--- start DATA PROVIDED ---

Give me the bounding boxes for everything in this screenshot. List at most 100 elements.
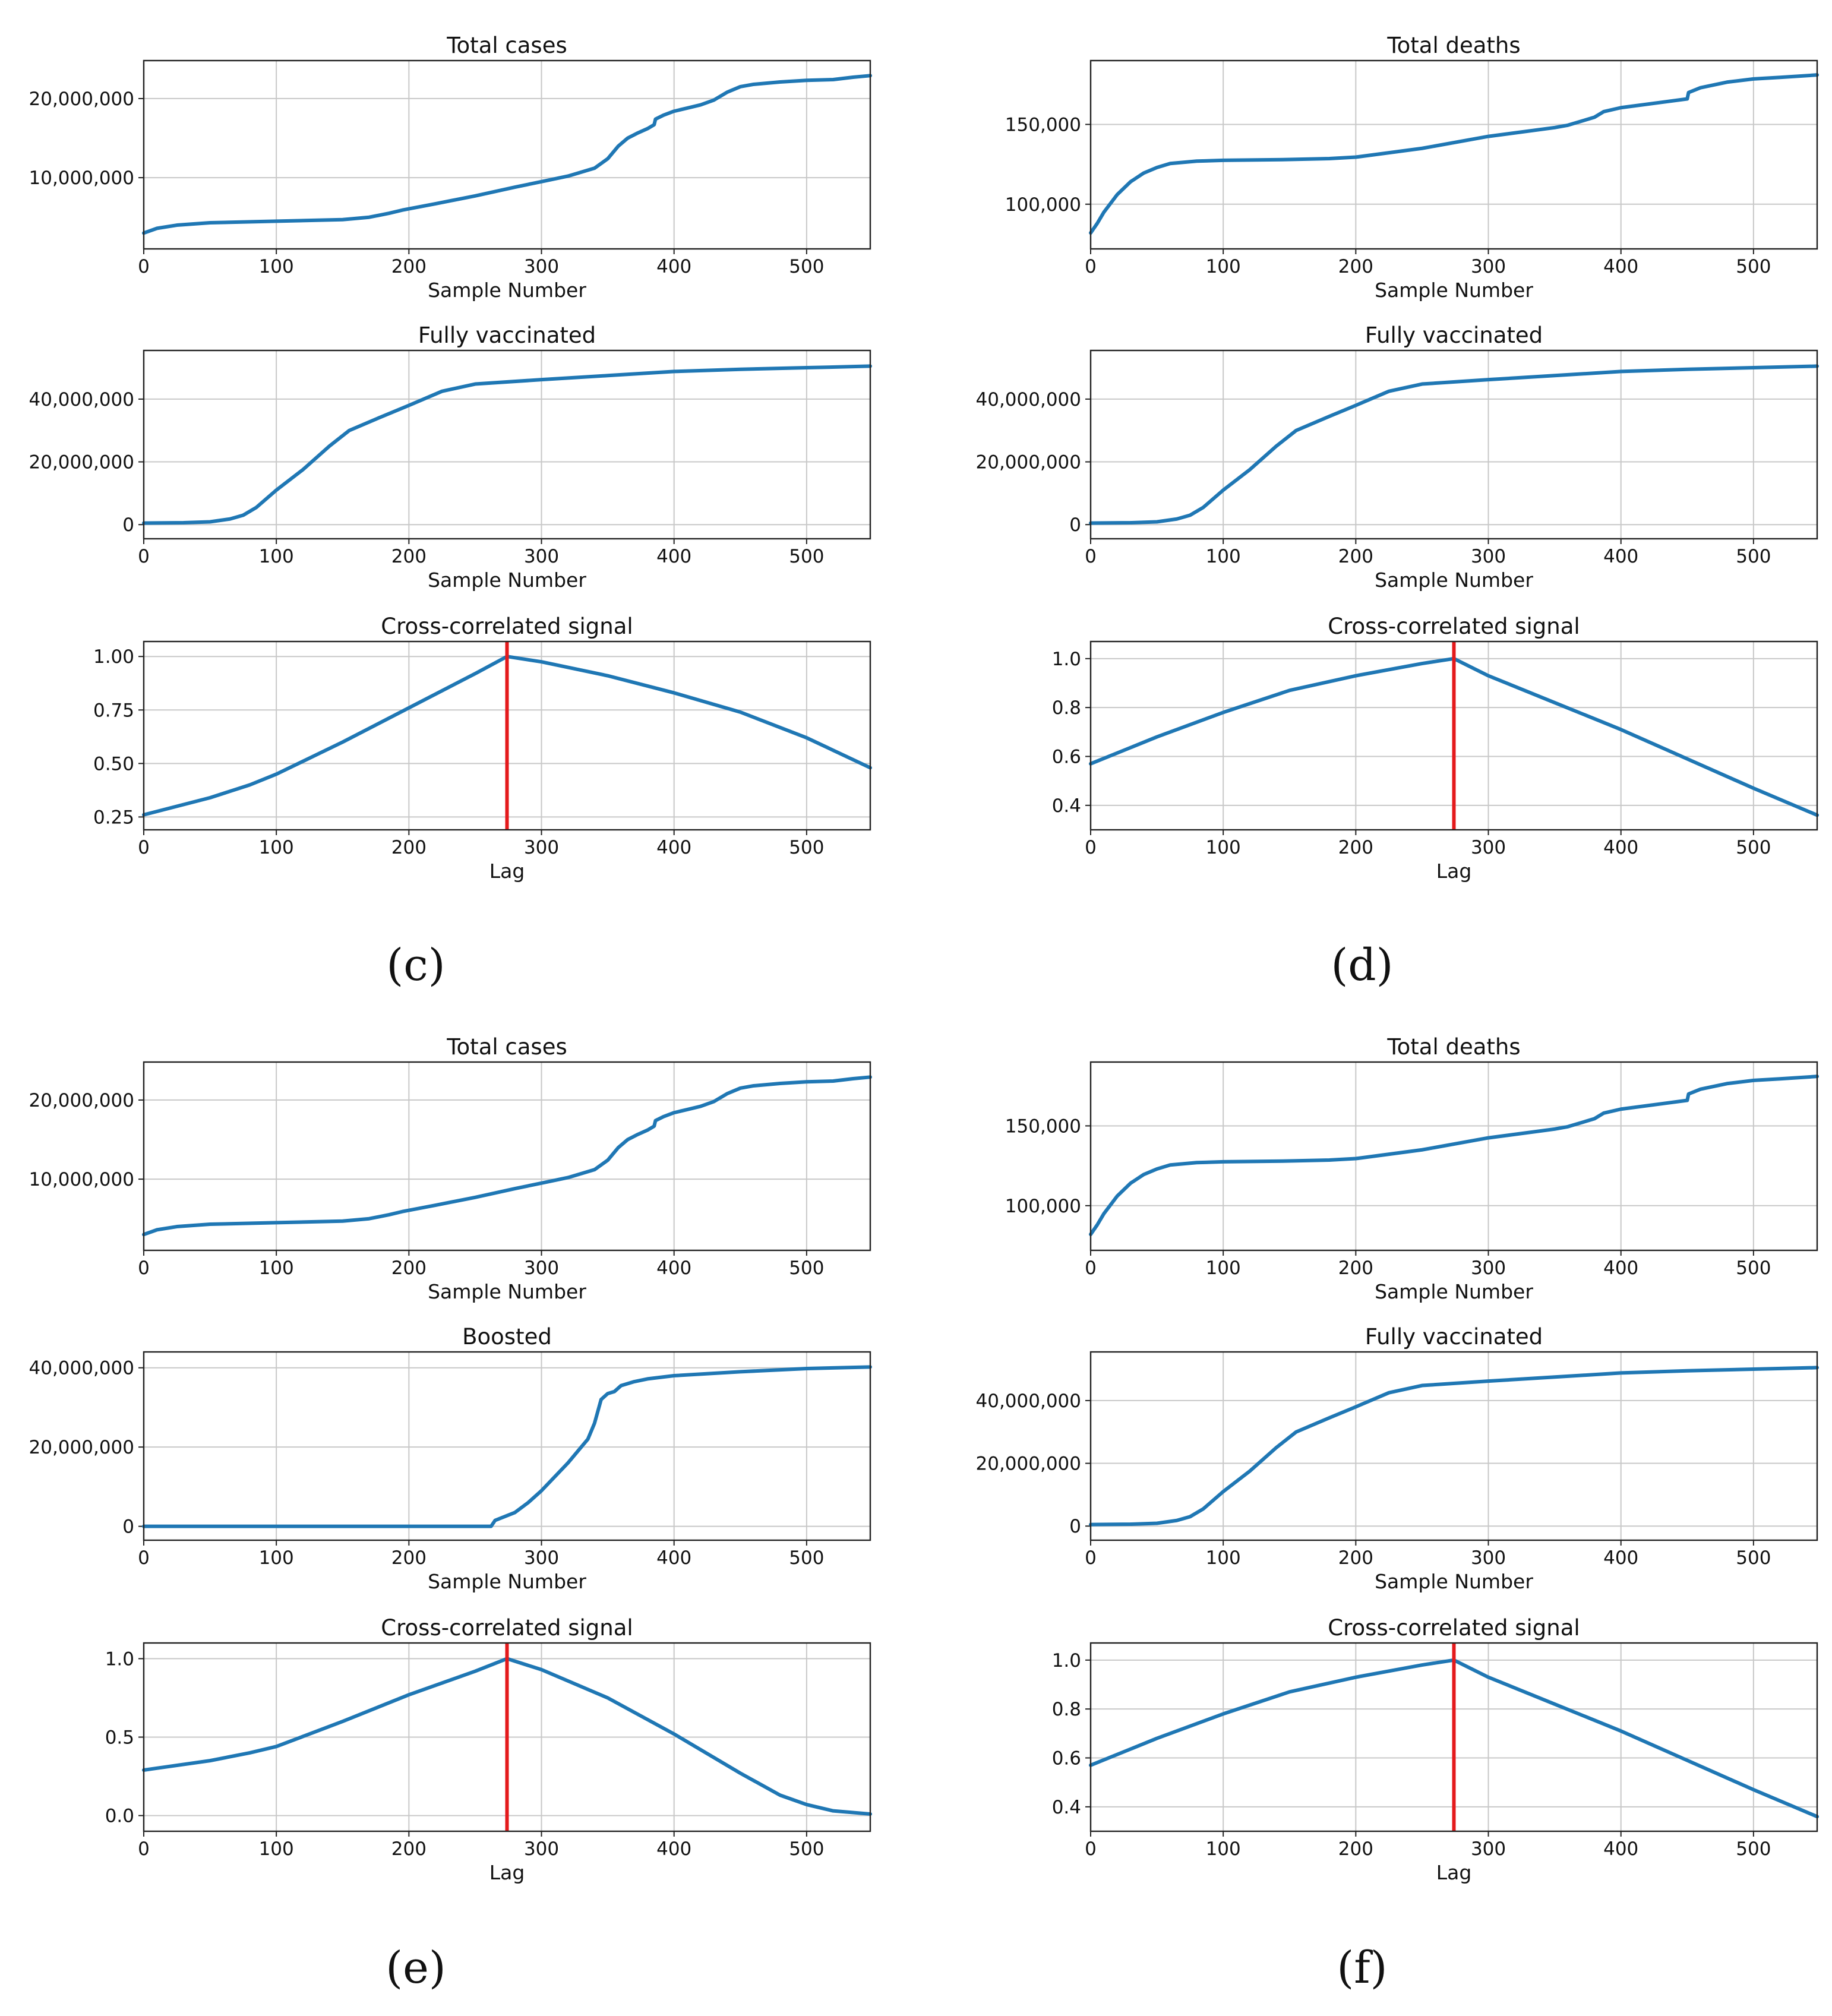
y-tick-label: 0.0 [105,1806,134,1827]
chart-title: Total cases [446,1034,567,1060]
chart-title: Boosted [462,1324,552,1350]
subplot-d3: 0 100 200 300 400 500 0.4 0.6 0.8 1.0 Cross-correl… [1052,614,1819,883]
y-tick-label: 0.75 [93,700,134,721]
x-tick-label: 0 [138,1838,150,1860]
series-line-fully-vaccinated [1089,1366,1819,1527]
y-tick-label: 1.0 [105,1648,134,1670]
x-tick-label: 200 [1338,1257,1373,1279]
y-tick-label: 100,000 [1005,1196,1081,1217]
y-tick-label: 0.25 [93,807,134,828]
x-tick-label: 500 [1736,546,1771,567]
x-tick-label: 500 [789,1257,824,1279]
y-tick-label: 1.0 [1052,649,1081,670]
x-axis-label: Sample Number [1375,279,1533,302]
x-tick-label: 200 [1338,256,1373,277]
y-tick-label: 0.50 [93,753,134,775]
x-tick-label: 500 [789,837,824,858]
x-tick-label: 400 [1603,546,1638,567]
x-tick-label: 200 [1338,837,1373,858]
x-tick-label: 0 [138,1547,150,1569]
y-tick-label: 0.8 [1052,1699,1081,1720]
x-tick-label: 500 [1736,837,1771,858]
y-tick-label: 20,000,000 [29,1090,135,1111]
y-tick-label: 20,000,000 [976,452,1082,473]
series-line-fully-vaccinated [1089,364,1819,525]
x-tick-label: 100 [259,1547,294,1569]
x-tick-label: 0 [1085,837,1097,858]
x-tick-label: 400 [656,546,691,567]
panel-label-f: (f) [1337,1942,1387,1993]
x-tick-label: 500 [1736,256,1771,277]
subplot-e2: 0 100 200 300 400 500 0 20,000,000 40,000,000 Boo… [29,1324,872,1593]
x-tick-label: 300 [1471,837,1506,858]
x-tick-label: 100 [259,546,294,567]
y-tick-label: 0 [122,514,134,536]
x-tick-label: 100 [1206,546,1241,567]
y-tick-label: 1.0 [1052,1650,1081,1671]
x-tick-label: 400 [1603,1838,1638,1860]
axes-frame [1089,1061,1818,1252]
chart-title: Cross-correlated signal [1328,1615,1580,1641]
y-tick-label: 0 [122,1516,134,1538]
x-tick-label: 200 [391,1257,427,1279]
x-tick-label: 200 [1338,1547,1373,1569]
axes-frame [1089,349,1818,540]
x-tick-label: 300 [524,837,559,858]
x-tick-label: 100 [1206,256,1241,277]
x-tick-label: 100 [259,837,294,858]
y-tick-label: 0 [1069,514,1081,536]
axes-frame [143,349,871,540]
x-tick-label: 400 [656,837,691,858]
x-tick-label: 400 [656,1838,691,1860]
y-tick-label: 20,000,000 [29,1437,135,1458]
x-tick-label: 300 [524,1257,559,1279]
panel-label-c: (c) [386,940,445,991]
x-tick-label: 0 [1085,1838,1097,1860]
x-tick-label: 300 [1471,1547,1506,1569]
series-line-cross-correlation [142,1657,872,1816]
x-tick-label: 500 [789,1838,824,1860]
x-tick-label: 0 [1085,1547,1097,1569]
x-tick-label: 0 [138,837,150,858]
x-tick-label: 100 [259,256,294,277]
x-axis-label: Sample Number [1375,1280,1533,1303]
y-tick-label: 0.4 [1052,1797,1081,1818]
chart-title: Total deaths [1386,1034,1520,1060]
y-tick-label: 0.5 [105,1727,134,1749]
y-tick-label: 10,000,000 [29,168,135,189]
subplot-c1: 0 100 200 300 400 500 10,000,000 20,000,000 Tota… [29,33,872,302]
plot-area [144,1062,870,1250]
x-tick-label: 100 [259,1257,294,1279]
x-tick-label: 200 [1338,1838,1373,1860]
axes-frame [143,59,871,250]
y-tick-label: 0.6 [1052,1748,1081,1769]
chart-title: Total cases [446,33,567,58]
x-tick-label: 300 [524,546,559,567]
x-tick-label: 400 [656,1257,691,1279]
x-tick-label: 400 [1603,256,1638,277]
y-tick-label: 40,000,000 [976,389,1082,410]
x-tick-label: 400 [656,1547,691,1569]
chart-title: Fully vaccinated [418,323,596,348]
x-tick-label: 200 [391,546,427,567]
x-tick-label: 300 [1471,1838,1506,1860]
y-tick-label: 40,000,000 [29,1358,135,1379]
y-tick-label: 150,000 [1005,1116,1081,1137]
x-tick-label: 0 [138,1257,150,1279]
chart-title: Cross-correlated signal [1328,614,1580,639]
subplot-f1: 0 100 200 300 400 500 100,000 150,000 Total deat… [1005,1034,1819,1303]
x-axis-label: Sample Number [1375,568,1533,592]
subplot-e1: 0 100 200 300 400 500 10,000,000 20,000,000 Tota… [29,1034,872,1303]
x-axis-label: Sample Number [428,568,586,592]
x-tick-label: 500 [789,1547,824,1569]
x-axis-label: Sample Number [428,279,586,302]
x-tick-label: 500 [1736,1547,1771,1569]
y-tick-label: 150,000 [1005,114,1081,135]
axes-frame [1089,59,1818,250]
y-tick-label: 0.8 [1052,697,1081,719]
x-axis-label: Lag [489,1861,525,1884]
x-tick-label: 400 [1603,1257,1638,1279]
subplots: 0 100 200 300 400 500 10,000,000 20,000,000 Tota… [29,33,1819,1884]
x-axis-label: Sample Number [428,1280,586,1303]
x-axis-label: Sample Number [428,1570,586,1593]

--- end DATA PROVIDED ---
--- start DATA PROVIDED ---

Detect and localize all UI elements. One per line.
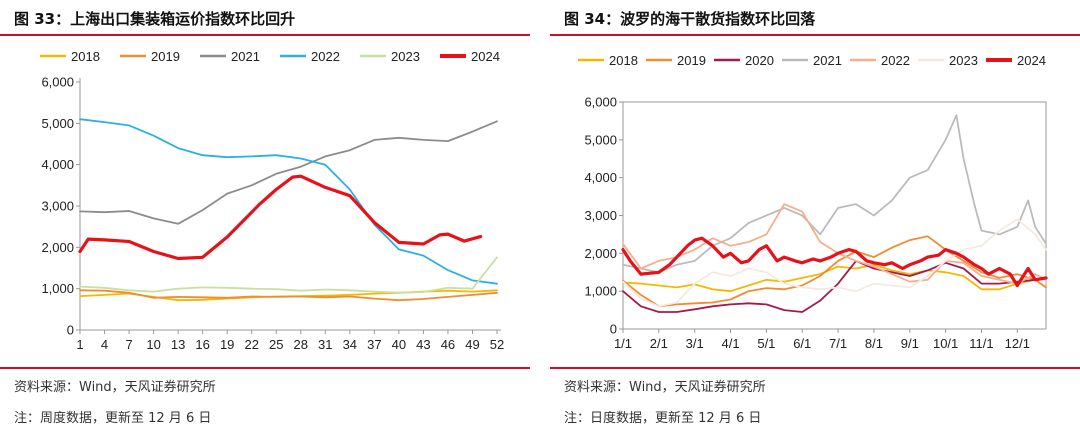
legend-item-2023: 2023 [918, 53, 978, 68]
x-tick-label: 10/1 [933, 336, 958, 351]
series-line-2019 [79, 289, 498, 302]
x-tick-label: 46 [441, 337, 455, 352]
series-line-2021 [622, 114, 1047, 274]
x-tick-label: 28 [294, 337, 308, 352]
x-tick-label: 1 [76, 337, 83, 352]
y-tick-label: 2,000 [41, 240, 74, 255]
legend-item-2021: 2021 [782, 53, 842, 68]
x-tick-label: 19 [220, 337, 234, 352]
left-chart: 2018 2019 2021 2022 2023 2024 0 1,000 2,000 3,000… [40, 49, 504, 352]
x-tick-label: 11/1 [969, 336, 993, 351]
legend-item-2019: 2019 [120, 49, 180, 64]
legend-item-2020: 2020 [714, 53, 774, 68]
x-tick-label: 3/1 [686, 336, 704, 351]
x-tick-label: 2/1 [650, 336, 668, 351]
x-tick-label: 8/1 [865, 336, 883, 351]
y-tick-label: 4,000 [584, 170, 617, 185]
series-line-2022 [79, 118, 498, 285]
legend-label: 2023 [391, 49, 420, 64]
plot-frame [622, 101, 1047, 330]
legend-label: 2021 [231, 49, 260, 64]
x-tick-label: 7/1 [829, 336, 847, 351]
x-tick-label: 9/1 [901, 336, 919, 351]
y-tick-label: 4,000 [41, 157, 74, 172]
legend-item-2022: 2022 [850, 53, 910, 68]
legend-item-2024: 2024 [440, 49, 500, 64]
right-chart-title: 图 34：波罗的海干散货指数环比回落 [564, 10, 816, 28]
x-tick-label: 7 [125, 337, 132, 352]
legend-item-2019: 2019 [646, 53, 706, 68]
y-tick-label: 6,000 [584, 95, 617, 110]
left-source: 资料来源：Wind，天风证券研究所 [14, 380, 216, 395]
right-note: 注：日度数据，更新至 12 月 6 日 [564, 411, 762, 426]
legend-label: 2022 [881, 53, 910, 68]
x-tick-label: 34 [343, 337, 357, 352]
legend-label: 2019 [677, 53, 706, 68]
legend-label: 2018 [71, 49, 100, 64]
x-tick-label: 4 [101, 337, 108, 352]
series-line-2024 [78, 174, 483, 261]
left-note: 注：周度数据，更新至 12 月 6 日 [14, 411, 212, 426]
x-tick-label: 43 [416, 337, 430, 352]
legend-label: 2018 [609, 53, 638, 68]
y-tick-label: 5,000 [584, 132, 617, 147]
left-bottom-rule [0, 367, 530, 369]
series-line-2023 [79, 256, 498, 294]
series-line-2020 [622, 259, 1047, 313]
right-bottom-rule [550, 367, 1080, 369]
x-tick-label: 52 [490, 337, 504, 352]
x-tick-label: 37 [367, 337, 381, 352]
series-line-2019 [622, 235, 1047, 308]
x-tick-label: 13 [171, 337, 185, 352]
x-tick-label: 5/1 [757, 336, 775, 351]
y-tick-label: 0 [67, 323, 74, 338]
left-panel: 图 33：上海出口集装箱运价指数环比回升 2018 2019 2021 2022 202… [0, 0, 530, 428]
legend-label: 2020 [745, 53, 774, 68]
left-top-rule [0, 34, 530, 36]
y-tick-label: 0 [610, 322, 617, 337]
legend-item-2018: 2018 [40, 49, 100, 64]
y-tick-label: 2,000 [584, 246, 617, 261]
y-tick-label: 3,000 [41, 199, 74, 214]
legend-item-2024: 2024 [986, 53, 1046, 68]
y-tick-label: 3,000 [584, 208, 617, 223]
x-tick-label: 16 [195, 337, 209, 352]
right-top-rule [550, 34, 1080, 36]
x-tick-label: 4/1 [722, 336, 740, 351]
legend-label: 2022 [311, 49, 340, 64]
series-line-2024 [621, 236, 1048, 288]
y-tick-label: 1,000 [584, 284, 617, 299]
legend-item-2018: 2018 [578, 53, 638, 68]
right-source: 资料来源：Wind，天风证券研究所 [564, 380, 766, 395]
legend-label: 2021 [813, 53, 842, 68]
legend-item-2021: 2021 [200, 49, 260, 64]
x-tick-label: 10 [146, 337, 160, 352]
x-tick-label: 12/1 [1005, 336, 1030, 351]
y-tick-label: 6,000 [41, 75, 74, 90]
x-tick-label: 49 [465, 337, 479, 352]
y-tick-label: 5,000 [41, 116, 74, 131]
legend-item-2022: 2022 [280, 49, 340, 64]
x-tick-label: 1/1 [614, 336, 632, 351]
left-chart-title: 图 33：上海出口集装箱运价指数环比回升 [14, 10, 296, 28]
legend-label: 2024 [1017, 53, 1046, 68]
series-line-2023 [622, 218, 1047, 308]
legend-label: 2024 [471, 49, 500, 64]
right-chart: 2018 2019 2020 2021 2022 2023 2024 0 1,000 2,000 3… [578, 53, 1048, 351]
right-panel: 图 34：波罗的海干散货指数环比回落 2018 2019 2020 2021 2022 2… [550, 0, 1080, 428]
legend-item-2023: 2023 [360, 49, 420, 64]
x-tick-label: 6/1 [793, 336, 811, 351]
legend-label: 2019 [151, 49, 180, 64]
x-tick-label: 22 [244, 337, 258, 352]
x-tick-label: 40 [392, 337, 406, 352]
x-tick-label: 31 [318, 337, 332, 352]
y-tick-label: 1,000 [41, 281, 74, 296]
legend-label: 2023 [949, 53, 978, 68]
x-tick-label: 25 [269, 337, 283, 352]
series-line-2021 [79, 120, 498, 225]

--- end DATA PROVIDED ---

AIM:
Copy out each line above that contains the word "Total".

EXPECTED OUTPUT:
chart-title: Total cases [446,1034,567,1060]
chart-title: Total deaths [1386,1034,1520,1060]
chart-title: Total cases [446,33,567,58]
subplot-f1: 0 100 200 300 400 500 100,000 150,000 Total deat… [1005,1034,1819,1303]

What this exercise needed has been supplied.